### EXERCISE TASK
Lines that hold the word "content" should be located and copied.

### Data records
= = =
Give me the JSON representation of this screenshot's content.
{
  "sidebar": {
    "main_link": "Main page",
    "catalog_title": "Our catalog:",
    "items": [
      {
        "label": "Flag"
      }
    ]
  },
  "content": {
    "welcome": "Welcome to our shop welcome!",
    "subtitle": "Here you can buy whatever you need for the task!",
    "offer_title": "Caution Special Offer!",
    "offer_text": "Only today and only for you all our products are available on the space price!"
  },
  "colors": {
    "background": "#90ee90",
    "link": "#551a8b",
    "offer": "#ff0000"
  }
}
= = =
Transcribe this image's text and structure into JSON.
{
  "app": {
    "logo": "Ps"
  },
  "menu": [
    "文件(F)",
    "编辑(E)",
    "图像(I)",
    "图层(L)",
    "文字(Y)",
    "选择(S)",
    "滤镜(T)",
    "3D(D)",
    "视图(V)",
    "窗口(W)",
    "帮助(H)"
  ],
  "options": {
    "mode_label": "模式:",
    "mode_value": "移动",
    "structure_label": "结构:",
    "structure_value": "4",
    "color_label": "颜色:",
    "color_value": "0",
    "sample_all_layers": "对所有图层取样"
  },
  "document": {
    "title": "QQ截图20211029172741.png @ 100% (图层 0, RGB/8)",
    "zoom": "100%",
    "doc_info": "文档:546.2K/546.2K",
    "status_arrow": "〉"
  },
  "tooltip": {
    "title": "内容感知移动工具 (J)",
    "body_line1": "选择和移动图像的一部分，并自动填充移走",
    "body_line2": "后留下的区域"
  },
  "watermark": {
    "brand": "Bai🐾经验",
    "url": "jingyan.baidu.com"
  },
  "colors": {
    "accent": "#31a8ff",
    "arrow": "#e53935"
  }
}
= = =
### ANSWER TO THIS PROBLEM
Give me the JSON representation of this screenshot's content.
  "content": {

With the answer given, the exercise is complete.